### Task input:
▼
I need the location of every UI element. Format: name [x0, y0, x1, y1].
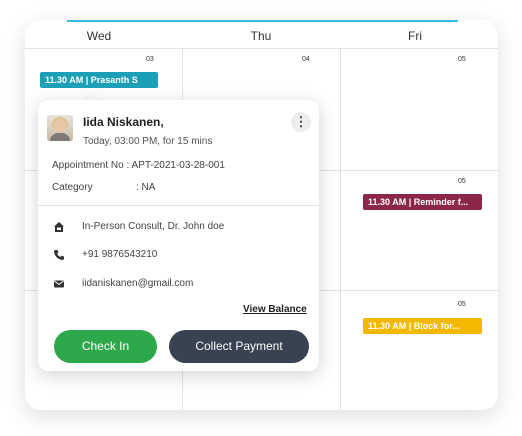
day-header-row: Wed Thu Fri [25, 20, 498, 49]
more-options-icon[interactable]: ⋮ [291, 112, 311, 132]
phone-number: +91 9876543210 [82, 249, 158, 260]
patient-name: Iida Niskanen, [83, 115, 164, 129]
mail-icon [54, 280, 64, 288]
grid-line [340, 49, 341, 410]
day-header-thu: Thu [250, 29, 272, 43]
date-number: 04 [302, 56, 310, 63]
collect-payment-button[interactable]: Collect Payment [169, 330, 309, 363]
date-number: 05 [458, 301, 466, 308]
event-chip-block[interactable]: 11.30 AM | Block for... [363, 318, 482, 334]
home-icon [54, 222, 64, 232]
date-number: 05 [458, 178, 466, 185]
appointment-number: Appointment No : APT-2021-03-28-001 [52, 160, 225, 171]
appointment-time: Today, 03:00 PM, for 15 mins [83, 136, 213, 147]
date-number: 03 [146, 56, 154, 63]
consult-info: In-Person Consult, Dr. John doe [82, 221, 225, 232]
appointment-popup: Iida Niskanen, Today, 03:00 PM, for 15 m… [38, 100, 319, 371]
event-chip-prasanth[interactable]: 11.30 AM | Prasanth S [40, 72, 158, 88]
category-label: Category [52, 182, 93, 193]
email-address: iidaniskanen@gmail.com [82, 278, 194, 289]
date-number: 05 [458, 56, 466, 63]
view-balance-link[interactable]: View Balance [243, 304, 307, 315]
day-header-fri: Fri [408, 29, 422, 43]
phone-icon [54, 250, 64, 260]
divider [38, 205, 319, 206]
category-value: : NA [136, 182, 156, 193]
avatar [47, 115, 73, 141]
check-in-button[interactable]: Check In [54, 330, 157, 363]
event-chip-reminder[interactable]: 11.30 AM | Reminder f... [363, 194, 482, 210]
day-header-wed: Wed [86, 29, 112, 43]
▲
### What the exercise asks:
Render every line of the records as a numbered list, omitting blank lines and leaving the pictures out.

### The response:
1. I need the location of every UI element. Format: name [x0, y0, x1, y1].
2. day-header-row: Wed Thu Fri [25, 20, 498, 49]
3. more-options-icon[interactable]: ⋮ [291, 112, 311, 132]
4. phone-number: +91 9876543210 [82, 249, 158, 260]
5. patient-name: Iida Niskanen, [83, 115, 164, 129]
6. mail-icon [54, 280, 64, 288]
7. grid-line [340, 49, 341, 410]
8. day-header-thu: Thu [250, 29, 272, 43]
9. date-number: 04 [302, 56, 310, 63]
10. collect-payment-button[interactable]: Collect Payment [169, 330, 309, 363]
11. date-number: 05 [458, 301, 466, 308]
12. event-chip-block[interactable]: 11.30 AM | Block for... [363, 318, 482, 334]
13. home-icon [54, 222, 64, 232]
14. date-number: 05 [458, 178, 466, 185]
15. appointment-number: Appointment No : APT-2021-03-28-001 [52, 160, 225, 171]
16. appointment-time: Today, 03:00 PM, for 15 mins [83, 136, 213, 147]
17. date-number: 03 [146, 56, 154, 63]
18. consult-info: In-Person Consult, Dr. John doe [82, 221, 225, 232]
19. appointment-popup: Iida Niskanen, Today, 03:00 PM, for 15 m… [38, 100, 319, 371]
20. event-chip-prasanth[interactable]: 11.30 AM | Prasanth S [40, 72, 158, 88]
21. category-label: Category [52, 182, 93, 193]
22. email-address: iidaniskanen@gmail.com [82, 278, 194, 289]
23. date-number: 05 [458, 56, 466, 63]
24. view-balance-link[interactable]: View Balance [243, 304, 307, 315]
25. day-header-fri: Fri [408, 29, 422, 43]
26. phone-icon [54, 250, 64, 260]
27. divider [38, 205, 319, 206]
28. category-value: : NA [136, 182, 156, 193]
29. avatar [47, 115, 73, 141]
30. check-in-button[interactable]: Check In [54, 330, 157, 363]
31. event-chip-reminder[interactable]: 11.30 AM | Reminder f... [363, 194, 482, 210]
32. day-header-wed: Wed [86, 29, 112, 43]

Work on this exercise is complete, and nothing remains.